- _Task instructions_:
Copy out every line exactly as given.

[Dataset listings of figures]
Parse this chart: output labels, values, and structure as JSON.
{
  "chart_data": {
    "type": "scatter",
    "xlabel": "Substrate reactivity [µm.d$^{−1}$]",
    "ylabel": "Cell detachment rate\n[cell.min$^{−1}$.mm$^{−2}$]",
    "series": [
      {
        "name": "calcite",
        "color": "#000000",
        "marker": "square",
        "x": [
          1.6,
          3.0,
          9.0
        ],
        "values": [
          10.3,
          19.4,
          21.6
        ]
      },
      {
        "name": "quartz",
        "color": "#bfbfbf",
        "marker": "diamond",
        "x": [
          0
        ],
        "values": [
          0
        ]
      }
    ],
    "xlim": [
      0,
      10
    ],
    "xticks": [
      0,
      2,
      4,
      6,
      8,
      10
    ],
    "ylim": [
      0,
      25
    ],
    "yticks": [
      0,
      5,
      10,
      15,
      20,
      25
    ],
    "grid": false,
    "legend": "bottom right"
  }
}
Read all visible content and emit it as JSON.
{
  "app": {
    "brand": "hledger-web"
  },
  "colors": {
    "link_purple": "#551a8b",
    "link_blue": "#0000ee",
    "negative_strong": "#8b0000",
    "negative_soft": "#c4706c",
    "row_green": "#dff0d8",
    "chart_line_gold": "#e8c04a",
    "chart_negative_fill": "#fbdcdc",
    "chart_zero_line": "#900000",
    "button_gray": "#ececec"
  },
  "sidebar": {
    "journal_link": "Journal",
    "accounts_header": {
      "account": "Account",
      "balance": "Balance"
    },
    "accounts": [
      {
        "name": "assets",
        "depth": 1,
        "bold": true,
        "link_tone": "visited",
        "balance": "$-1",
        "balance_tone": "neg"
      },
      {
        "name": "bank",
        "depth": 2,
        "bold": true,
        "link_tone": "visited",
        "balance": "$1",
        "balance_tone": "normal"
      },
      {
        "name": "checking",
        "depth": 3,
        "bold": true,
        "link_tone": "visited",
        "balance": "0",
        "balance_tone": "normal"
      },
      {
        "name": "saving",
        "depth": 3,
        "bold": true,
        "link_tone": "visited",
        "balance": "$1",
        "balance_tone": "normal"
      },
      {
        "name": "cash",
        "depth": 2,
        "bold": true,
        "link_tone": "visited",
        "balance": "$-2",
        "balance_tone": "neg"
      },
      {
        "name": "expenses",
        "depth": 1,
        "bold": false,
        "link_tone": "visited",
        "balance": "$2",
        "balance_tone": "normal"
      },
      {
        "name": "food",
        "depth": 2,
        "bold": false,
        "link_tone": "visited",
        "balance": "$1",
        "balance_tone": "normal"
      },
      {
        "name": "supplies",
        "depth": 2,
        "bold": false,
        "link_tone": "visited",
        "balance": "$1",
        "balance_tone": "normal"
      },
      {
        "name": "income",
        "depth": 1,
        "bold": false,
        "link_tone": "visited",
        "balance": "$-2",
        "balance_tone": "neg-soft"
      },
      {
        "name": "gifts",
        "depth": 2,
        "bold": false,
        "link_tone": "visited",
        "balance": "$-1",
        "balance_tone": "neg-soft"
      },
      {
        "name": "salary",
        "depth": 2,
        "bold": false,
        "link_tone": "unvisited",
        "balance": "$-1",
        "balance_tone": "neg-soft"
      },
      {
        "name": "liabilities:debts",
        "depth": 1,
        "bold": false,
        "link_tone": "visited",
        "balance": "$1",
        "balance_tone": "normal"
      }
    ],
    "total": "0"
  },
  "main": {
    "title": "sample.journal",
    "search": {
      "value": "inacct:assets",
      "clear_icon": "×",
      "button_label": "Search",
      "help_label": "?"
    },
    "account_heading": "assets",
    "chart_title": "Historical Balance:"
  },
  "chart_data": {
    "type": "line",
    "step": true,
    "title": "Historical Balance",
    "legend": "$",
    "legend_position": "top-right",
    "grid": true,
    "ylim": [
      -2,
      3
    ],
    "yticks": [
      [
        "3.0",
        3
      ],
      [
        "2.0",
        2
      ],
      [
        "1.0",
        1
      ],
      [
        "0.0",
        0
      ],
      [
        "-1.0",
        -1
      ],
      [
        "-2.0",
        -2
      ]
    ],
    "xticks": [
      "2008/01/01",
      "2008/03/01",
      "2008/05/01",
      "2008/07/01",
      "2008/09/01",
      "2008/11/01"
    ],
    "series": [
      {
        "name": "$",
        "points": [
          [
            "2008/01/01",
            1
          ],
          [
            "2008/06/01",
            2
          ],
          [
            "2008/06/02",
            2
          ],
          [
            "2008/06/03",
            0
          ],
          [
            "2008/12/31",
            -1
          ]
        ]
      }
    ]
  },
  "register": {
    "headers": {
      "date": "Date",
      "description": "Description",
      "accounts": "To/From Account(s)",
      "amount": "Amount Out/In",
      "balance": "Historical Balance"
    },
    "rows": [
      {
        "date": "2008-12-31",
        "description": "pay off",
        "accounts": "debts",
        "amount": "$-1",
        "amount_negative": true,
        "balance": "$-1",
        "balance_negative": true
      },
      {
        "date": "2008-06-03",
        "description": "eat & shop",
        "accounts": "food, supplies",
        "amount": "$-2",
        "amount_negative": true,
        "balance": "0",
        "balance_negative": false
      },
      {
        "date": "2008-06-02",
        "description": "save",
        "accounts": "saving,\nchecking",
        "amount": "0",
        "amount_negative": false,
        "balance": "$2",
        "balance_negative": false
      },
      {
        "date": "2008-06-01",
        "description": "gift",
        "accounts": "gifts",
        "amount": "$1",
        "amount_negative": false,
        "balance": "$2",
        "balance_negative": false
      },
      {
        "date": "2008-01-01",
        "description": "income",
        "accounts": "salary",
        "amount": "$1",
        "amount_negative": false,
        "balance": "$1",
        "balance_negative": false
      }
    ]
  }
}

- _Output_:
Parse this chart: output labels, values, and structure as JSON.
{
  "chart_data": {
    "type": "scatter",
    "xlabel": "Substrate reactivity [µm.d$^{−1}$]",
    "ylabel": "Cell detachment rate\n[cell.min$^{−1}$.mm$^{−2}$]",
    "series": [
      {
        "name": "calcite",
        "color": "#000000",
        "marker": "square",
        "x": [
          1.6,
          3.0,
          9.0
        ],
        "values": [
          10.3,
          19.4,
          21.6
        ]
      },
      {
        "name": "quartz",
        "color": "#bfbfbf",
        "marker": "diamond",
        "x": [
          0
        ],
        "values": [
          0
        ]
      }
    ],
    "xlim": [
      0,
      10
    ],
    "xticks": [
      0,
      2,
      4,
      6,
      8,
      10
    ],
    "ylim": [
      0,
      25
    ],
    "yticks": [
      0,
      5,
      10,
      15,
      20,
      25
    ],
    "grid": false,
    "legend": "bottom right"
  }
}
Read all visible content and emit it as JSON.
{
  "app": {
    "brand": "hledger-web"
  },
  "colors": {
    "link_purple": "#551a8b",
    "link_blue": "#0000ee",
    "negative_strong": "#8b0000",
    "negative_soft": "#c4706c",
    "row_green": "#dff0d8",
    "chart_line_gold": "#e8c04a",
    "chart_negative_fill": "#fbdcdc",
    "chart_zero_line": "#900000",
    "button_gray": "#ececec"
  },
  "sidebar": {
    "journal_link": "Journal",
    "accounts_header": {
      "account": "Account",
      "balance": "Balance"
    },
    "accounts": [
      {
        "name": "assets",
        "depth": 1,
        "bold": true,
        "link_tone": "visited",
        "balance": "$-1",
        "balance_tone": "neg"
      },
      {
        "name": "bank",
        "depth": 2,
        "bold": true,
        "link_tone": "visited",
        "balance": "$1",
        "balance_tone": "normal"
      },
      {
        "name": "checking",
        "depth": 3,
        "bold": true,
        "link_tone": "visited",
        "balance": "0",
        "balance_tone": "normal"
      },
      {
        "name": "saving",
        "depth": 3,
        "bold": true,
        "link_tone": "visited",
        "balance": "$1",
        "balance_tone": "normal"
      },
      {
        "name": "cash",
        "depth": 2,
        "bold": true,
        "link_tone": "visited",
        "balance": "$-2",
        "balance_tone": "neg"
      },
      {
        "name": "expenses",
        "depth": 1,
        "bold": false,
        "link_tone": "visited",
        "balance": "$2",
        "balance_tone": "normal"
      },
      {
        "name": "food",
        "depth": 2,
        "bold": false,
        "link_tone": "visited",
        "balance": "$1",
        "balance_tone": "normal"
      },
      {
        "name": "supplies",
        "depth": 2,
        "bold": false,
        "link_tone": "visited",
        "balance": "$1",
        "balance_tone": "normal"
      },
      {
        "name": "income",
        "depth": 1,
        "bold": false,
        "link_tone": "visited",
        "balance": "$-2",
        "balance_tone": "neg-soft"
      },
      {
        "name": "gifts",
        "depth": 2,
        "bold": false,
        "link_tone": "visited",
        "balance": "$-1",
        "balance_tone": "neg-soft"
      },
      {
        "name": "salary",
        "depth": 2,
        "bold": false,
        "link_tone": "unvisited",
        "balance": "$-1",
        "balance_tone": "neg-soft"
      },
      {
        "name": "liabilities:debts",
        "depth": 1,
        "bold": false,
        "link_tone": "visited",
        "balance": "$1",
        "balance_tone": "normal"
      }
    ],
    "total": "0"
  },
  "main": {
    "title": "sample.journal",
    "search": {
      "value": "inacct:assets",
      "clear_icon": "×",
      "button_label": "Search",
      "help_label": "?"
    },
    "account_heading": "assets",
    "chart_title": "Historical Balance:"
  },
  "chart_data": {
    "type": "line",
    "step": true,
    "title": "Historical Balance",
    "legend": "$",
    "legend_position": "top-right",
    "grid": true,
    "ylim": [
      -2,
      3
    ],
    "yticks": [
      [
        "3.0",
        3
      ],
      [
        "2.0",
        2
      ],
      [
        "1.0",
        1
      ],
      [
        "0.0",
        0
      ],
      [
        "-1.0",
        -1
      ],
      [
        "-2.0",
        -2
      ]
    ],
    "xticks": [
      "2008/01/01",
      "2008/03/01",
      "2008/05/01",
      "2008/07/01",
      "2008/09/01",
      "2008/11/01"
    ],
    "series": [
      {
        "name": "$",
        "points": [
          [
            "2008/01/01",
            1
          ],
          [
            "2008/06/01",
            2
          ],
          [
            "2008/06/02",
            2
          ],
          [
            "2008/06/03",
            0
          ],
          [
            "2008/12/31",
            -1
          ]
        ]
      }
    ]
  },
  "register": {
    "headers": {
      "date": "Date",
      "description": "Description",
      "accounts": "To/From Account(s)",
      "amount": "Amount Out/In",
      "balance": "Historical Balance"
    },
    "rows": [
      {
        "date": "2008-12-31",
        "description": "pay off",
        "accounts": "debts",
        "amount": "$-1",
        "amount_negative": true,
        "balance": "$-1",
        "balance_negative": true
      },
      {
        "date": "2008-06-03",
        "description": "eat & shop",
        "accounts": "food, supplies",
        "amount": "$-2",
        "amount_negative": true,
        "balance": "0",
        "balance_negative": false
      },
      {
        "date": "2008-06-02",
        "description": "save",
        "accounts": "saving,\nchecking",
        "amount": "0",
        "amount_negative": false,
        "balance": "$2",
        "balance_negative": false
      },
      {
        "date": "2008-06-01",
        "description": "gift",
        "accounts": "gifts",
        "amount": "$1",
        "amount_negative": false,
        "balance": "$2",
        "balance_negative": false
      },
      {
        "date": "2008-01-01",
        "description": "income",
        "accounts": "salary",
        "amount": "$1",
        "amount_negative": false,
        "balance": "$1",
        "balance_negative": false
      }
    ]
  }
}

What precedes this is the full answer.